◆ TO BE DONE ◆
Copy the entries word for word, from the very first line down to and including the line that contains "- candlestick: [644, 80, 650, 138]".
#### RECORDS PROVIDED
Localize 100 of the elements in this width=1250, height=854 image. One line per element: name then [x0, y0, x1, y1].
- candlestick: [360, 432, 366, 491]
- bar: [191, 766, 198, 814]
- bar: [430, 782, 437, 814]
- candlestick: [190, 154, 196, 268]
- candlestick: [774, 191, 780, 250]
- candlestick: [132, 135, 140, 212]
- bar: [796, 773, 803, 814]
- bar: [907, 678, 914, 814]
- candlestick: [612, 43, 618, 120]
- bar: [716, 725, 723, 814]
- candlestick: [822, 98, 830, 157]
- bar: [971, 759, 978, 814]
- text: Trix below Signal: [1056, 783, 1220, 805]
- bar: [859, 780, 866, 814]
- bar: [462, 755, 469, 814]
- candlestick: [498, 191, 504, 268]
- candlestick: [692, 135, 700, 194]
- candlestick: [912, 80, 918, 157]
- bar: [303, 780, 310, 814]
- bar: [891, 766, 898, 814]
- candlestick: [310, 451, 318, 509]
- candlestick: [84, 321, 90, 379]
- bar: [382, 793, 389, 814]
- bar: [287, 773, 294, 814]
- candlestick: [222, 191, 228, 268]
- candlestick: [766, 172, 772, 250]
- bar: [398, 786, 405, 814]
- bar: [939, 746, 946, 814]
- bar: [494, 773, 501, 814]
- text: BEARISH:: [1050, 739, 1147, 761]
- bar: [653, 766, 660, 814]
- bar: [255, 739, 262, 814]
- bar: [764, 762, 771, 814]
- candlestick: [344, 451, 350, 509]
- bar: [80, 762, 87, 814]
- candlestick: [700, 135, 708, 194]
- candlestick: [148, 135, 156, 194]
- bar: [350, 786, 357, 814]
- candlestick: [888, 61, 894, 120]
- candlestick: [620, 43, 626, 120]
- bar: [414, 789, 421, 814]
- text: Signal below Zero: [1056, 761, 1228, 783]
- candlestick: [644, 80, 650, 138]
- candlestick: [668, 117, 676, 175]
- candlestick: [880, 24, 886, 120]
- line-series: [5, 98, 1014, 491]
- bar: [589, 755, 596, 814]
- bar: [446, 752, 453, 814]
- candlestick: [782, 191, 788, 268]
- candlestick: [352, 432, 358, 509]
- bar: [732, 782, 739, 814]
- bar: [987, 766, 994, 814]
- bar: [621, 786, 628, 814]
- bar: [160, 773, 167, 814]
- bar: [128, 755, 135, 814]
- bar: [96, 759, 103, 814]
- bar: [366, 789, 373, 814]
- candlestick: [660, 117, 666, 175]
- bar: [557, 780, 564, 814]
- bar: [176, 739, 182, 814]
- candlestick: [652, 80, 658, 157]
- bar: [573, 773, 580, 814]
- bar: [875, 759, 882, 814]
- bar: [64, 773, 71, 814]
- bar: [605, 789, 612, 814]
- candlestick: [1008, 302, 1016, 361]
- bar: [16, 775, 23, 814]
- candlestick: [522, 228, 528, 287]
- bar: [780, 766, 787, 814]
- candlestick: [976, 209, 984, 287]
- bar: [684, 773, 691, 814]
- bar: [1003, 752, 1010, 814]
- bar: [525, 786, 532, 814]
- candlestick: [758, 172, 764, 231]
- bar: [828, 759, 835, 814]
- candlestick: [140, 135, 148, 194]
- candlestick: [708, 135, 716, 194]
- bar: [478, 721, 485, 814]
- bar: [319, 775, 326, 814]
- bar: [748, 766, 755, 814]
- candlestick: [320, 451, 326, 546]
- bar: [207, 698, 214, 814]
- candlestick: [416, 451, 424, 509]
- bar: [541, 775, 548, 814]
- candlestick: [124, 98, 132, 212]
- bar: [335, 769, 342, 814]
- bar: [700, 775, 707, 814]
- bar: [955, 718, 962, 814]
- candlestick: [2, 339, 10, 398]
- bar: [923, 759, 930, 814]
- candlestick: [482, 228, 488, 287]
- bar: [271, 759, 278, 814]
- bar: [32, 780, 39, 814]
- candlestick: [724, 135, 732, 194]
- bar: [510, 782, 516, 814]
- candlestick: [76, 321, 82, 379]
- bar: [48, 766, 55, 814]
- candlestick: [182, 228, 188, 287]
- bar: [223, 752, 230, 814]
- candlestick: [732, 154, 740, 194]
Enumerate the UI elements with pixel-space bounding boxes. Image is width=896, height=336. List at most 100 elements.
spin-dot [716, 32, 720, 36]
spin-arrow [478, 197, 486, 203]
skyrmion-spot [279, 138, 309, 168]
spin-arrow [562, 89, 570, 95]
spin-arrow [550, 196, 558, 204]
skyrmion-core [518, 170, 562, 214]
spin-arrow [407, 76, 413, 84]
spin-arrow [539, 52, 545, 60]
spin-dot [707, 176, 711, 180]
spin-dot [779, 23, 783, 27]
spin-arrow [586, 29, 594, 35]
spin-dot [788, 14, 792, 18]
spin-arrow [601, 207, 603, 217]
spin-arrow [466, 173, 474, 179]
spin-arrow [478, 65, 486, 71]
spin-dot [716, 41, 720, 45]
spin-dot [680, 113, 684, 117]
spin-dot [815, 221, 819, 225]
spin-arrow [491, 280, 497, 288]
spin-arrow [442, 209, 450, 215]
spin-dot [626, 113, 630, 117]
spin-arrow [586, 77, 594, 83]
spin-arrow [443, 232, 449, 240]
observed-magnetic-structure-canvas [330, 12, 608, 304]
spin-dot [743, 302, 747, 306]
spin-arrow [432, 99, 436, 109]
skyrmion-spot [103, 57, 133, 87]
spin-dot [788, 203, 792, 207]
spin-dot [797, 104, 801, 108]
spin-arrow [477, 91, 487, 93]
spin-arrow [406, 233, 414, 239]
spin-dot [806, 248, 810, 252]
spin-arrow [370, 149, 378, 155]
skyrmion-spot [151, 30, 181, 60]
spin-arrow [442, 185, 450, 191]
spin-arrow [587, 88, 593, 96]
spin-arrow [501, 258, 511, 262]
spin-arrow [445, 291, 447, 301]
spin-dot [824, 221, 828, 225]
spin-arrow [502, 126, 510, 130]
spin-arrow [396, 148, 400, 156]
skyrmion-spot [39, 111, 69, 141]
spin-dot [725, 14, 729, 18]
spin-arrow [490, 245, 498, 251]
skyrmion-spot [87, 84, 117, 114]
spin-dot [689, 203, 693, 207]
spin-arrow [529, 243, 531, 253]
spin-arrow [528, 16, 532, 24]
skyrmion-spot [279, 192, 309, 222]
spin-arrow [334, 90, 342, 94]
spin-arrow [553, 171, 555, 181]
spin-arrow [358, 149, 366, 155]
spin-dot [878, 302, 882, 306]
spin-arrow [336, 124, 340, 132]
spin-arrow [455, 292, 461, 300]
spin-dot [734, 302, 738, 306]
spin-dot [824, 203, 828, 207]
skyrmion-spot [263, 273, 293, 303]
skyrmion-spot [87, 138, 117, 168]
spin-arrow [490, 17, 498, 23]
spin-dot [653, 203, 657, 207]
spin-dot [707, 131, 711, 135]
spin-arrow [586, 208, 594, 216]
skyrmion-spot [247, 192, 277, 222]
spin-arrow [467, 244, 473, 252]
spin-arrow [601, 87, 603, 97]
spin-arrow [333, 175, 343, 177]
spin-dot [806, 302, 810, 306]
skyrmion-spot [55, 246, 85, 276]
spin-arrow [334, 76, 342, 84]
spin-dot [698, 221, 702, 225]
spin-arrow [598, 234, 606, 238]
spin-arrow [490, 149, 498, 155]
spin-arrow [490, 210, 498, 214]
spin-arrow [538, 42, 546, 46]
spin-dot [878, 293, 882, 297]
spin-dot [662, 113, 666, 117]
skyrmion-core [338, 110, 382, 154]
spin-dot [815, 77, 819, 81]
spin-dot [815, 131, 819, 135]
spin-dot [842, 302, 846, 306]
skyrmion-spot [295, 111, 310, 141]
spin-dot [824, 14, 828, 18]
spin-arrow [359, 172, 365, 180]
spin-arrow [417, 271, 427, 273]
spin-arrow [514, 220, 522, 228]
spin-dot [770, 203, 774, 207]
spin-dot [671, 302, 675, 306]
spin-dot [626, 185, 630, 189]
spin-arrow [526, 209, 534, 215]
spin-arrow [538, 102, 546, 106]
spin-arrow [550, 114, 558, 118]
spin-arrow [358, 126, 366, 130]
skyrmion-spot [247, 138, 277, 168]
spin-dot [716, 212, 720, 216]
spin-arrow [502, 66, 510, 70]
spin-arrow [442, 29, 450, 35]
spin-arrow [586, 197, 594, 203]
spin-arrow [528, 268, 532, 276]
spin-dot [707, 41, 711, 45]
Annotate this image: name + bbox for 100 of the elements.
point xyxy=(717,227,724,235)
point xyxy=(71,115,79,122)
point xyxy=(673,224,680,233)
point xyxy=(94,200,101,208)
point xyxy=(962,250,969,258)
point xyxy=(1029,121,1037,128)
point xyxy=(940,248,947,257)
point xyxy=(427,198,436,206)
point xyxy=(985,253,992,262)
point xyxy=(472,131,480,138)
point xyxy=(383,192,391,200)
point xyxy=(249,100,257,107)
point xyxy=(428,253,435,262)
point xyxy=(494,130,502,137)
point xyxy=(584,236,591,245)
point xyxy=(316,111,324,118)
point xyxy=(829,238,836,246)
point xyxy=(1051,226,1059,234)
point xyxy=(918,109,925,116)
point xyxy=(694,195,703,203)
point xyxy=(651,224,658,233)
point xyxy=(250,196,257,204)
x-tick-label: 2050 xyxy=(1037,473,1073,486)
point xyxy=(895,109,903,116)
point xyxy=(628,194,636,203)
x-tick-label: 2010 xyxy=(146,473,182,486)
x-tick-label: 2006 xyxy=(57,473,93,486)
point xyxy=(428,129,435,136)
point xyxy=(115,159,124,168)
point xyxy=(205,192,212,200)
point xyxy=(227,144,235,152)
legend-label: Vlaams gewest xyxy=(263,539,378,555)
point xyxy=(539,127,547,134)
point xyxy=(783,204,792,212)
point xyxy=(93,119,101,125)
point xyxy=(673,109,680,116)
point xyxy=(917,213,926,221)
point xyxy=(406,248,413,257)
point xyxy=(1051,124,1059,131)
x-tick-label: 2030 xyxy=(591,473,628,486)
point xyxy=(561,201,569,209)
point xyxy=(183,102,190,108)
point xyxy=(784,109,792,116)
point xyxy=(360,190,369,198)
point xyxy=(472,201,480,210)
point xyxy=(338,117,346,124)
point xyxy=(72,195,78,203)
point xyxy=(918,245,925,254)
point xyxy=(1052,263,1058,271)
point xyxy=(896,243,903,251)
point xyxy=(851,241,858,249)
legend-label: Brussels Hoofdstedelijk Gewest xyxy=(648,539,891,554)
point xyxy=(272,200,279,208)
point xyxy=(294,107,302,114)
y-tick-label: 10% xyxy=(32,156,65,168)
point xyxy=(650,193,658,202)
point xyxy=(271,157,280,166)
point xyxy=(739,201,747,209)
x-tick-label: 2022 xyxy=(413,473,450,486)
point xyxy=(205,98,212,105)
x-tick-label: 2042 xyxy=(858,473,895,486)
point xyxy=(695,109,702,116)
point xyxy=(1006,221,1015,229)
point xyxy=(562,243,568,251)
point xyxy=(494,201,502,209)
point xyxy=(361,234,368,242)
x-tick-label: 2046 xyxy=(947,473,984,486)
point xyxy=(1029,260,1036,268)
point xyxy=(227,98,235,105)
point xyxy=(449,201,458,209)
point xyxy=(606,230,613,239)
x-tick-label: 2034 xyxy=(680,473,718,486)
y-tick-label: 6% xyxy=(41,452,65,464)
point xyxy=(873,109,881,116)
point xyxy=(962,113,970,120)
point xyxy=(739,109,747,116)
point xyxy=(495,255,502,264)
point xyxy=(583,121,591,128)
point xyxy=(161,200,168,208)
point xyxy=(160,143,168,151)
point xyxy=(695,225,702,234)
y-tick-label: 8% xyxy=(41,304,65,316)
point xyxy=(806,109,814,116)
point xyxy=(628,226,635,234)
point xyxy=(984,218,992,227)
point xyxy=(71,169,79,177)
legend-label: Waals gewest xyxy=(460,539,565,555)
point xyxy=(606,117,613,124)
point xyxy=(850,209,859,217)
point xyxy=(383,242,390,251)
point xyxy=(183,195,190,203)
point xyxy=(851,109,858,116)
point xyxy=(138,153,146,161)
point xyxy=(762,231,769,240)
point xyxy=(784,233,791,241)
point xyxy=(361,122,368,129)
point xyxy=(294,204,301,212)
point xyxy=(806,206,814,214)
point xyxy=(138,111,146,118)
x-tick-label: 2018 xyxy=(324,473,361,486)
########
◆ CORRECT RESPONSE ◆
Localize 100 of the elements in this width=1250, height=854 image. One line per element: name then [x0, y0, x1, y1].
- candlestick: [360, 432, 366, 491]
- bar: [191, 766, 198, 814]
- bar: [430, 782, 437, 814]
- candlestick: [190, 154, 196, 268]
- candlestick: [774, 191, 780, 250]
- candlestick: [132, 135, 140, 212]
- bar: [796, 773, 803, 814]
- bar: [907, 678, 914, 814]
- candlestick: [612, 43, 618, 120]
- bar: [716, 725, 723, 814]
- candlestick: [822, 98, 830, 157]
- bar: [971, 759, 978, 814]
- text: Trix below Signal: [1056, 783, 1220, 805]
- bar: [859, 780, 866, 814]
- bar: [462, 755, 469, 814]
- candlestick: [498, 191, 504, 268]
- candlestick: [692, 135, 700, 194]
- candlestick: [912, 80, 918, 157]
- bar: [303, 780, 310, 814]
- bar: [891, 766, 898, 814]
- candlestick: [310, 451, 318, 509]
- candlestick: [84, 321, 90, 379]
- bar: [382, 793, 389, 814]
- bar: [287, 773, 294, 814]
- candlestick: [222, 191, 228, 268]
- candlestick: [766, 172, 772, 250]
- bar: [398, 786, 405, 814]
- bar: [939, 746, 946, 814]
- bar: [494, 773, 501, 814]
- text: BEARISH:: [1050, 739, 1147, 761]
- bar: [653, 766, 660, 814]
- bar: [255, 739, 262, 814]
- bar: [764, 762, 771, 814]
- candlestick: [344, 451, 350, 509]
- bar: [80, 762, 87, 814]
- candlestick: [700, 135, 708, 194]
- candlestick: [148, 135, 156, 194]
- bar: [350, 786, 357, 814]
- candlestick: [888, 61, 894, 120]
- candlestick: [620, 43, 626, 120]
- bar: [414, 789, 421, 814]
- text: Signal below Zero: [1056, 761, 1228, 783]
- candlestick: [644, 80, 650, 138]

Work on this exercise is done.